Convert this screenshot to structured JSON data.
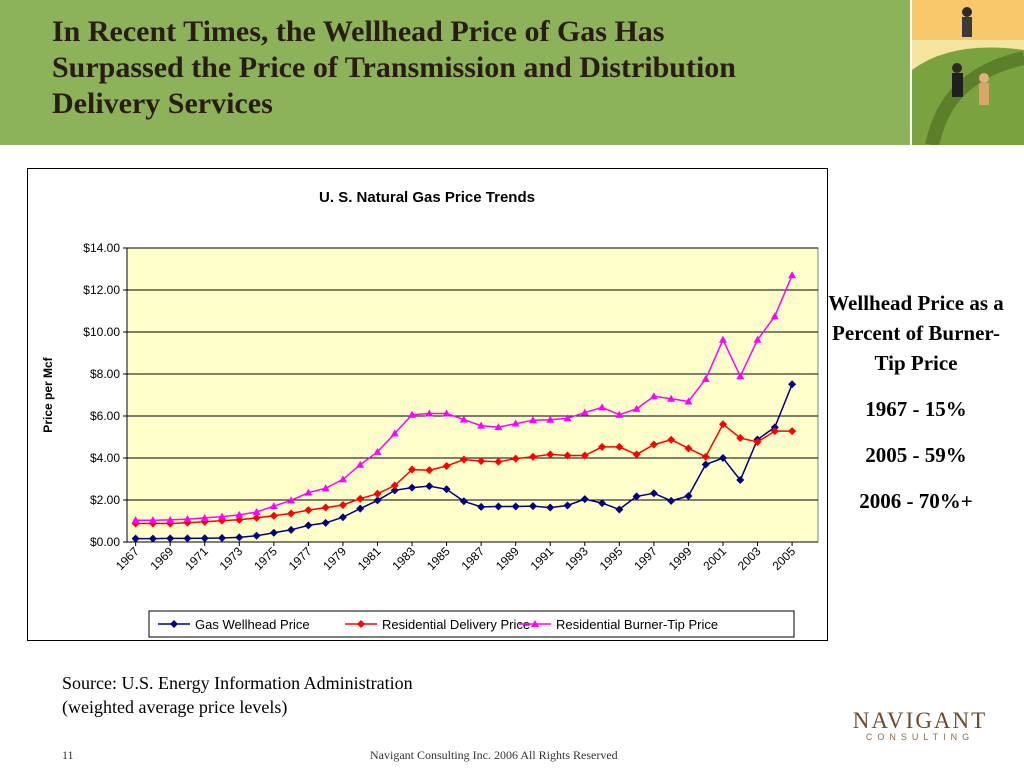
{
  "slide": {
    "title_lines": [
      "In Recent Times, the Wellhead Price of Gas Has",
      "Surpassed the Price of Transmission and Distribution",
      "Delivery Services"
    ]
  },
  "sidebar": {
    "heading": "Wellhead Price as a Percent of Burner-Tip Price",
    "stats": [
      "1967 - 15%",
      "2005 - 59%",
      "2006 - 70%+"
    ]
  },
  "source": {
    "line1": "Source: U.S. Energy Information Administration",
    "line2": "(weighted average price levels)"
  },
  "footer": {
    "page_number": "11",
    "copyright": "Navigant Consulting Inc. 2006 All Rights Reserved"
  },
  "logo": {
    "name": "NAVIGANT",
    "sub": "CONSULTING"
  },
  "colors": {
    "header_band": "#8db35a",
    "plot_background": "#ffffcc",
    "wellhead": "#000080",
    "residential_delivery": "#ff0000",
    "burner_tip": "#ff00ff"
  },
  "chart_data": {
    "type": "line",
    "title": "U. S. Natural Gas Price Trends",
    "xlabel": "",
    "ylabel": "Price per Mcf",
    "x": [
      1967,
      1968,
      1969,
      1970,
      1971,
      1972,
      1973,
      1974,
      1975,
      1976,
      1977,
      1978,
      1979,
      1980,
      1981,
      1982,
      1983,
      1984,
      1985,
      1986,
      1987,
      1988,
      1989,
      1990,
      1991,
      1992,
      1993,
      1994,
      1995,
      1996,
      1997,
      1998,
      1999,
      2000,
      2001,
      2002,
      2003,
      2004,
      2005,
      2006
    ],
    "x_tick_labels": [
      "1967",
      "1969",
      "1971",
      "1973",
      "1975",
      "1977",
      "1979",
      "1981",
      "1983",
      "1985",
      "1987",
      "1989",
      "1991",
      "1993",
      "1995",
      "1997",
      "1999",
      "2001",
      "2003",
      "2005"
    ],
    "ylim": [
      0,
      14
    ],
    "y_tick_labels": [
      "$0.00",
      "$2.00",
      "$4.00",
      "$6.00",
      "$8.00",
      "$10.00",
      "$12.00",
      "$14.00"
    ],
    "grid": true,
    "legend_position": "bottom",
    "series": [
      {
        "name": "Gas Wellhead Price",
        "marker": "diamond",
        "values": [
          0.16,
          0.16,
          0.17,
          0.17,
          0.18,
          0.19,
          0.22,
          0.3,
          0.44,
          0.58,
          0.79,
          0.91,
          1.18,
          1.59,
          1.98,
          2.46,
          2.59,
          2.66,
          2.51,
          1.94,
          1.67,
          1.69,
          1.69,
          1.71,
          1.64,
          1.74,
          2.04,
          1.85,
          1.55,
          2.17,
          2.32,
          1.96,
          2.19,
          3.69,
          4.0,
          2.95,
          4.88,
          5.46,
          7.51,
          null
        ]
      },
      {
        "name": "Residential Delivery Price",
        "marker": "diamond",
        "values": [
          0.88,
          0.88,
          0.88,
          0.92,
          0.96,
          1.02,
          1.06,
          1.15,
          1.25,
          1.36,
          1.52,
          1.64,
          1.76,
          2.06,
          2.3,
          2.69,
          3.45,
          3.42,
          3.62,
          3.93,
          3.85,
          3.82,
          3.97,
          4.06,
          4.17,
          4.12,
          4.12,
          4.53,
          4.53,
          4.17,
          4.64,
          4.87,
          4.46,
          4.06,
          5.61,
          4.95,
          4.76,
          5.28,
          5.28,
          null
        ]
      },
      {
        "name": "Residential Burner-Tip Price",
        "marker": "triangle",
        "values": [
          1.04,
          1.04,
          1.05,
          1.09,
          1.15,
          1.21,
          1.29,
          1.43,
          1.71,
          1.98,
          2.35,
          2.56,
          2.98,
          3.68,
          4.29,
          5.17,
          6.06,
          6.12,
          6.12,
          5.83,
          5.54,
          5.47,
          5.64,
          5.8,
          5.82,
          5.89,
          6.16,
          6.41,
          6.06,
          6.34,
          6.94,
          6.82,
          6.69,
          7.76,
          9.63,
          7.89,
          9.63,
          10.75,
          12.7,
          null
        ]
      }
    ]
  }
}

_ _ _ _

# What the task requires
Find every line that holds "name" and copy it.

# Response
    "name": "NAVIGANT",
        "name": "Gas Wellhead Price",
        "name": "Residential Delivery Price",
        "name": "Residential Burner-Tip Price",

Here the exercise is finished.